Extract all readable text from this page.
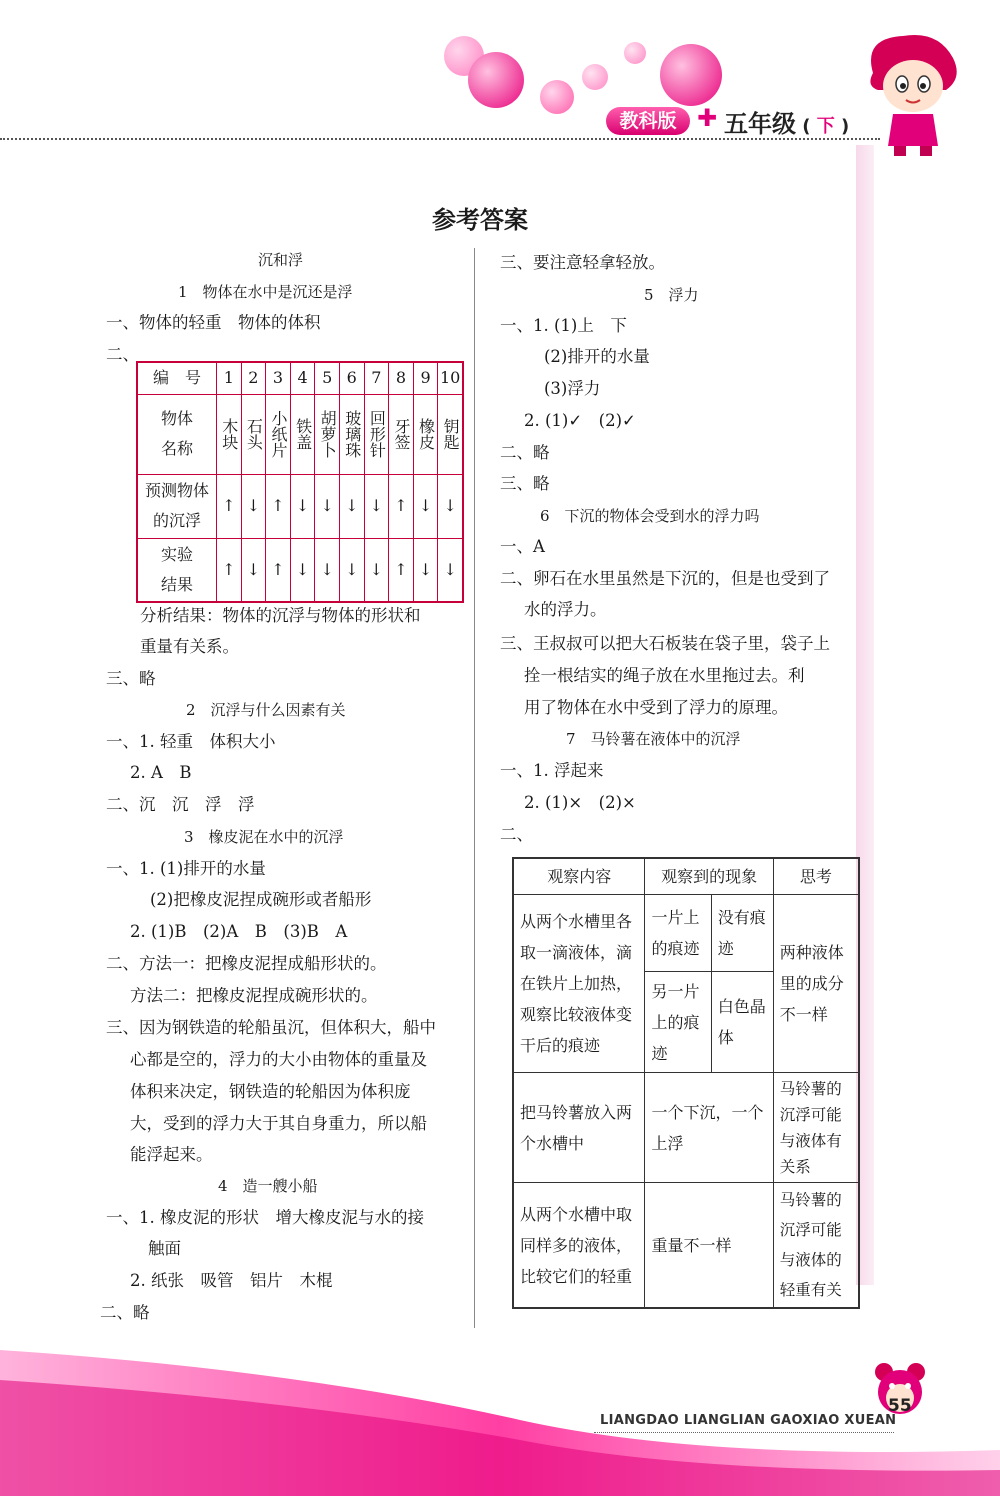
教科版 ✚ 五年级 ( 下 )
参考答案
沉和浮
1　物体在水中是沉还是浮
一、物体的轻重　物体的体积
二、
分析结果：物体的沉浮与物体的形状和
重量有关系。
三、略
2　沉浮与什么因素有关
一、1. 轻重　体积大小
2. A　B
二、沉　沉　浮　浮
3　橡皮泥在水中的沉浮
一、1. (1)排开的水量
(2)把橡皮泥捏成碗形或者船形
2. (1)B　(2)A　B　(3)B　A
二、方法一：把橡皮泥捏成船形状的。
方法二：把橡皮泥捏成碗形状的。
三、因为钢铁造的轮船虽沉，但体积大，船中
心都是空的，浮力的大小由物体的重量及
体积来决定，钢铁造的轮船因为体积庞
大，受到的浮力大于其自身重力，所以船
能浮起来。
4　造一艘小船
一、1. 橡皮泥的形状　增大橡皮泥与水的接
触面
2. 纸张　吸管　铝片　木棍
二、略
三、要注意轻拿轻放。
5　浮力
一、1. (1)上　下
(2)排开的水量
(3)浮力
2. (1)✓　(2)✓
二、略
三、略
6　下沉的物体会受到水的浮力吗
一、A
二、卵石在水里虽然是下沉的，但是也受到了
水的浮力。
三、王叔叔可以把大石板装在袋子里，袋子上
拴一根结实的绳子放在水里拖过去。利
用了物体在水中受到了浮力的原理。
7　马铃薯在液体中的沉浮
一、1. 浮起来
2. (1)×　(2)×
二、
编　号	1	2	3	4	5	6	7	8	9	10

物体名称	木块	石头	小纸片	铁盖	胡萝卜	玻璃珠	回形针	牙签	橡皮	钥匙

预测物体的沉浮	↑	↓	↑	↓	↓	↓	↓	↑	↓	↓

实验结果	↑	↓	↑	↓	↓	↓	↓	↑	↓	↓
观察内容	观察到的现象		思考
从两个水槽里各取一滴液体，滴在铁片上加热，观察比较液体变干后的痕迹	一片上的痕迹	没有痕迹	两种液体里的成分不一样
	另一片上的痕迹	白色晶体	
把马铃薯放入两个水槽中	一个下沉，一个上浮		马铃薯的沉浮可能与液体有关系
从两个水槽中取同样多的液体，比较它们的轻重	重量不一样		马铃薯的沉浮可能与液体的轻重有关
LIANGDAO LIANGLIAN GAOXIAO XUEAN
55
====
Repeat each entry exactly as given; no pictures belong in the copy.

Extract all readable text from this page.
教科版 ✚ 五年级 ( 下 )
参考答案
沉和浮
1　物体在水中是沉还是浮
一、物体的轻重　物体的体积
二、
分析结果：物体的沉浮与物体的形状和
重量有关系。
三、略
2　沉浮与什么因素有关
一、1. 轻重　体积大小
2. A　B
二、沉　沉　浮　浮
3　橡皮泥在水中的沉浮
一、1. (1)排开的水量
(2)把橡皮泥捏成碗形或者船形
2. (1)B　(2)A　B　(3)B　A
二、方法一：把橡皮泥捏成船形状的。
方法二：把橡皮泥捏成碗形状的。
三、因为钢铁造的轮船虽沉，但体积大，船中
心都是空的，浮力的大小由物体的重量及
体积来决定，钢铁造的轮船因为体积庞
大，受到的浮力大于其自身重力，所以船
能浮起来。
4　造一艘小船
一、1. 橡皮泥的形状　增大橡皮泥与水的接
触面
2. 纸张　吸管　铝片　木棍
二、略
三、要注意轻拿轻放。
5　浮力
一、1. (1)上　下
(2)排开的水量
(3)浮力
2. (1)✓　(2)✓
二、略
三、略
6　下沉的物体会受到水的浮力吗
一、A
二、卵石在水里虽然是下沉的，但是也受到了
水的浮力。
三、王叔叔可以把大石板装在袋子里，袋子上
拴一根结实的绳子放在水里拖过去。利
用了物体在水中受到了浮力的原理。
7　马铃薯在液体中的沉浮
一、1. 浮起来
2. (1)×　(2)×
二、
编　号	1	2	3	4	5	6	7	8	9	10

物体名称	木块	石头	小纸片	铁盖	胡萝卜	玻璃珠	回形针	牙签	橡皮	钥匙

预测物体的沉浮	↑	↓	↑	↓	↓	↓	↓	↑	↓	↓

实验结果	↑	↓	↑	↓	↓	↓	↓	↑	↓	↓
观察内容	观察到的现象		思考
从两个水槽里各取一滴液体，滴在铁片上加热，观察比较液体变干后的痕迹	一片上的痕迹	没有痕迹	两种液体里的成分不一样
	另一片上的痕迹	白色晶体	
把马铃薯放入两个水槽中	一个下沉，一个上浮		马铃薯的沉浮可能与液体有关系
从两个水槽中取同样多的液体，比较它们的轻重	重量不一样		马铃薯的沉浮可能与液体的轻重有关
LIANGDAO LIANGLIAN GAOXIAO XUEAN
55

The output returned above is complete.